RECORDS SUPPLIED:

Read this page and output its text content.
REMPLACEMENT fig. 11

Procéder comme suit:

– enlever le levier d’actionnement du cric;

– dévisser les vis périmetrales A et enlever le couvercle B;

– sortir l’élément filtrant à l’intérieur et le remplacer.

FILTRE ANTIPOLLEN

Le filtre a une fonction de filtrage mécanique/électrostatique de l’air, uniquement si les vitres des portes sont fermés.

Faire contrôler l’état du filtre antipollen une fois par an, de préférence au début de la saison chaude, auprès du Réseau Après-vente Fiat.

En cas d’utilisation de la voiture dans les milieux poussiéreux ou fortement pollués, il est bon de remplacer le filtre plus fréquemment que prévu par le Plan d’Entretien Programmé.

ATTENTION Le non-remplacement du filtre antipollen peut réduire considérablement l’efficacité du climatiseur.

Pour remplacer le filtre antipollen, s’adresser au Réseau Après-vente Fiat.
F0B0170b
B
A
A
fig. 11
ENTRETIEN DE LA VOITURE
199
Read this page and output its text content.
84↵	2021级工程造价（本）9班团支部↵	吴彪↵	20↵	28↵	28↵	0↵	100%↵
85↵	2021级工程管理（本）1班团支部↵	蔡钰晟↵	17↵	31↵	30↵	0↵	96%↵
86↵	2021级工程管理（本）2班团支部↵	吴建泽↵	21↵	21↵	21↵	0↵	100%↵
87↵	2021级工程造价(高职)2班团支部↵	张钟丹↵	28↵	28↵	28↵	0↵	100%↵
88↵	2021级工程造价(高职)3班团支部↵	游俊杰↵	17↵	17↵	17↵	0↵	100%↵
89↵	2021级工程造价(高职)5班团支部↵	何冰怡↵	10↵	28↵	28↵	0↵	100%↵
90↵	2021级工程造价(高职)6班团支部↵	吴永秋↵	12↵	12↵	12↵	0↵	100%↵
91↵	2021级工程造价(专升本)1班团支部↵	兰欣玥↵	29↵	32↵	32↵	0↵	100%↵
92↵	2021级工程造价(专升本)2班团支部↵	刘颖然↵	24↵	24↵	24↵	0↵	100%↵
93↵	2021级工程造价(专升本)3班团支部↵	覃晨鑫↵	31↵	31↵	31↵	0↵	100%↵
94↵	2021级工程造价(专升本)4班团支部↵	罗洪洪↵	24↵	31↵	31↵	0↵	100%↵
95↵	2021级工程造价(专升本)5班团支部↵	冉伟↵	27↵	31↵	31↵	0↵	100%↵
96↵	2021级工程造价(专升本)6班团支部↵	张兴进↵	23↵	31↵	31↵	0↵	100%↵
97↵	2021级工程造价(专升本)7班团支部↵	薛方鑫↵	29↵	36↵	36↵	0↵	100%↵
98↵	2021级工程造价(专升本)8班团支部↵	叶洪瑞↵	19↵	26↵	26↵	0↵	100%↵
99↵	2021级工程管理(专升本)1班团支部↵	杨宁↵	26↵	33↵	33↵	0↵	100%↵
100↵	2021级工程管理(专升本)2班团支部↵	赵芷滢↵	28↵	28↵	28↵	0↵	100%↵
---
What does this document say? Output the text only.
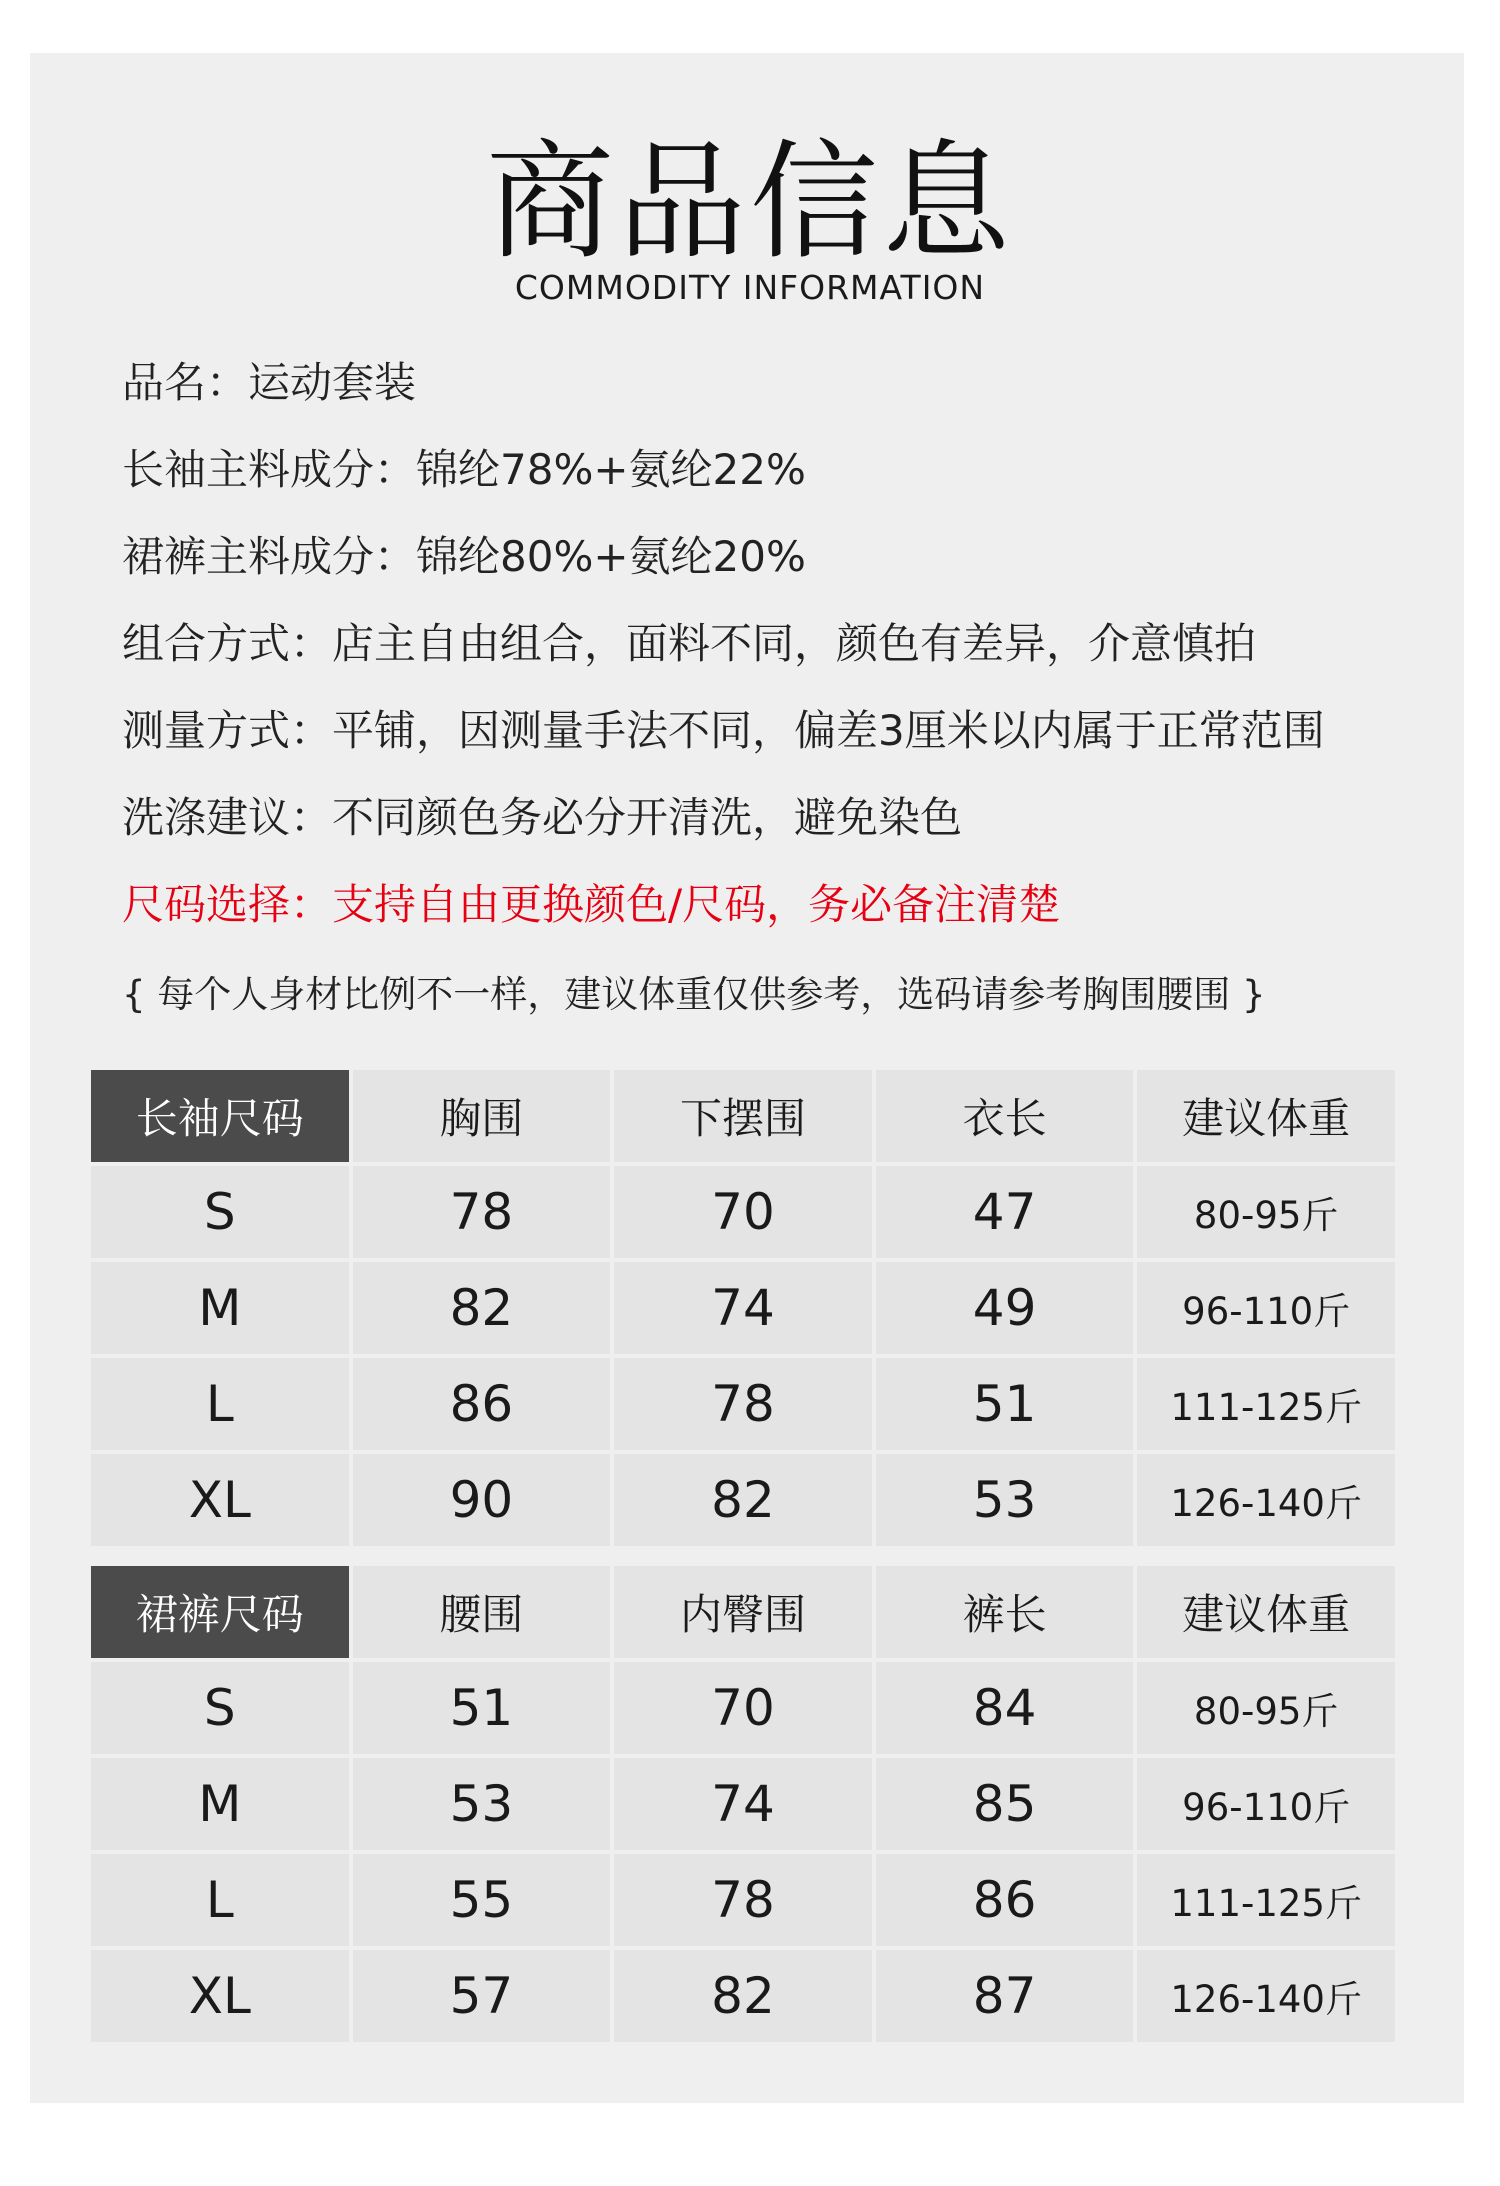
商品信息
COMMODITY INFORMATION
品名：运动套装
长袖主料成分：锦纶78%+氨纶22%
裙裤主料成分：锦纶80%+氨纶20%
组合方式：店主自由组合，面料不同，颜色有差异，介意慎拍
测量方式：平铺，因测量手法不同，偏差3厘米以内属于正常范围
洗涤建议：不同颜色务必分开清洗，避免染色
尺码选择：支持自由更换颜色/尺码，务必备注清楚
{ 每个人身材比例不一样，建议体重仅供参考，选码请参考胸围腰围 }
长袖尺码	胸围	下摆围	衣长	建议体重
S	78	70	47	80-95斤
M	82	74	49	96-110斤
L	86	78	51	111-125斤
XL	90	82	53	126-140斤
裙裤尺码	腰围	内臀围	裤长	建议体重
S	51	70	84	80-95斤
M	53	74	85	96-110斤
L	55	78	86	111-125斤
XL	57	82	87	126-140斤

GOAL: Give only the number of lines in the entries above that contain the string "Après".

RESULT OF THIS TASK: 2